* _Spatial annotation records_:
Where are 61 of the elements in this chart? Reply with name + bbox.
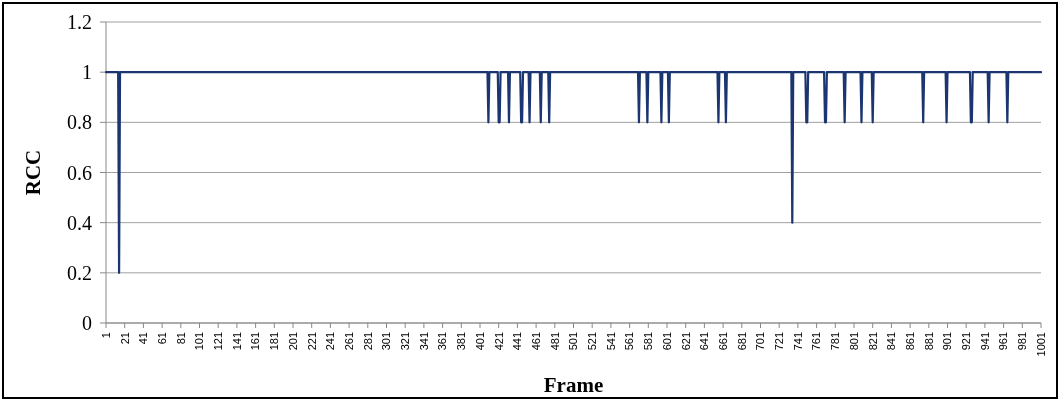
x-tick-label: 161 [249,332,262,351]
x-tick-label: 621 [679,332,692,351]
x-tick-label: 821 [866,332,879,351]
x-tick-label: 101 [193,332,206,351]
y-tick-label: 0 [82,312,92,334]
x-tick-label: 721 [773,332,786,351]
x-tick-label: 461 [529,332,542,351]
line-series [104,71,1043,274]
x-tick-label: 301 [380,332,393,351]
x-tick-label: 201 [286,332,299,351]
x-tick-label: 241 [324,332,337,351]
x-tick-label: 121 [212,332,225,351]
x-tick-label: 701 [754,332,767,351]
x-tick-label: 1001 [1034,332,1047,357]
x-tick-label: 761 [810,332,823,351]
x-tick-label: 321 [399,332,412,351]
x-tick-label: 861 [903,332,916,351]
x-tick-label: 841 [885,332,898,351]
x-tick-label: 421 [492,332,505,351]
x-tick-label: 961 [997,332,1010,351]
x-tick-label: 361 [436,332,449,351]
y-tick-label: 0.2 [67,261,92,284]
y-tick-label: 1.2 [67,11,92,33]
y-tick-label: 0.4 [67,211,92,234]
x-tick-label: 501 [567,332,580,351]
x-tick-label: 401 [473,332,486,351]
x-tick-label: 921 [960,332,973,351]
y-tick-label: 0.6 [67,161,92,184]
x-tick-label: 221 [305,332,318,351]
x-tick-label: 81 [174,332,187,345]
x-tick-label: 901 [941,332,954,351]
x-tick-label: 981 [1016,332,1029,351]
x-tick-label: 181 [268,332,281,351]
x-tick-label: 941 [978,332,991,351]
x-tick-label: 281 [361,332,374,351]
y-tick-label: 0.8 [67,111,92,134]
x-tick-label: 781 [829,332,842,351]
x-tick-label: 341 [417,332,430,351]
x-tick-label: 541 [604,332,617,351]
x-tick-label: 441 [511,332,524,351]
y-tick-label: 1 [82,61,92,84]
x-tick-label: 41 [137,332,150,345]
x-tick-label: 521 [586,332,599,351]
x-axis-title: Frame [543,373,604,397]
x-tick-label: 741 [791,332,804,351]
y-axis-title: RCC [21,149,45,196]
x-tick-label: 601 [660,332,673,351]
x-tick-label: 681 [735,332,748,351]
x-tick-label: 641 [698,332,711,351]
x-tick-label: 581 [642,332,655,351]
x-tick-label: 801 [847,332,860,351]
x-tick-label: 1 [99,332,112,339]
x-tick-label: 661 [716,332,729,351]
x-tick-label: 61 [155,332,168,345]
x-tick-label: 881 [922,332,935,351]
x-tick-label: 21 [118,332,131,345]
x-tick-label: 261 [342,332,355,351]
x-tick-label: 481 [548,332,561,351]
x-tick-label: 141 [230,332,243,351]
x-tick-label: 561 [623,332,636,351]
x-tick-label: 381 [455,332,468,351]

* _Set problem_:
Copy all of the items above line for line, exactly as they appear, but leave out the pictures.

* _Exercise response_:
Where are 61 of the elements in this chart? Reply with name + bbox.
x-tick-label: 161 [249,332,262,351]
x-tick-label: 621 [679,332,692,351]
x-tick-label: 821 [866,332,879,351]
x-tick-label: 101 [193,332,206,351]
y-tick-label: 0 [82,312,92,334]
x-tick-label: 721 [773,332,786,351]
x-tick-label: 461 [529,332,542,351]
line-series [104,71,1043,274]
x-tick-label: 301 [380,332,393,351]
x-tick-label: 201 [286,332,299,351]
x-tick-label: 241 [324,332,337,351]
x-tick-label: 121 [212,332,225,351]
x-tick-label: 701 [754,332,767,351]
x-tick-label: 1001 [1034,332,1047,357]
x-tick-label: 761 [810,332,823,351]
x-tick-label: 321 [399,332,412,351]
x-tick-label: 861 [903,332,916,351]
x-tick-label: 841 [885,332,898,351]
x-tick-label: 421 [492,332,505,351]
x-tick-label: 961 [997,332,1010,351]
x-tick-label: 361 [436,332,449,351]
y-tick-label: 0.2 [67,261,92,284]
y-tick-label: 1.2 [67,11,92,33]
y-tick-label: 0.4 [67,211,92,234]
x-tick-label: 501 [567,332,580,351]
x-tick-label: 401 [473,332,486,351]
x-tick-label: 921 [960,332,973,351]
y-tick-label: 0.6 [67,161,92,184]
x-tick-label: 221 [305,332,318,351]
x-tick-label: 81 [174,332,187,345]
x-tick-label: 901 [941,332,954,351]
x-tick-label: 981 [1016,332,1029,351]
x-tick-label: 181 [268,332,281,351]
x-tick-label: 941 [978,332,991,351]
x-tick-label: 281 [361,332,374,351]
y-tick-label: 0.8 [67,111,92,134]
x-tick-label: 781 [829,332,842,351]
x-tick-label: 341 [417,332,430,351]
x-tick-label: 541 [604,332,617,351]
x-tick-label: 441 [511,332,524,351]
y-tick-label: 1 [82,61,92,84]
x-tick-label: 41 [137,332,150,345]
x-tick-label: 521 [586,332,599,351]
x-axis-title: Frame [543,373,604,397]
x-tick-label: 741 [791,332,804,351]
y-axis-title: RCC [21,149,45,196]
x-tick-label: 601 [660,332,673,351]
x-tick-label: 681 [735,332,748,351]
x-tick-label: 641 [698,332,711,351]
x-tick-label: 581 [642,332,655,351]
x-tick-label: 801 [847,332,860,351]
x-tick-label: 1 [99,332,112,339]
x-tick-label: 661 [716,332,729,351]
x-tick-label: 61 [155,332,168,345]
x-tick-label: 881 [922,332,935,351]
x-tick-label: 21 [118,332,131,345]
x-tick-label: 261 [342,332,355,351]
x-tick-label: 481 [548,332,561,351]
x-tick-label: 141 [230,332,243,351]
x-tick-label: 561 [623,332,636,351]
x-tick-label: 381 [455,332,468,351]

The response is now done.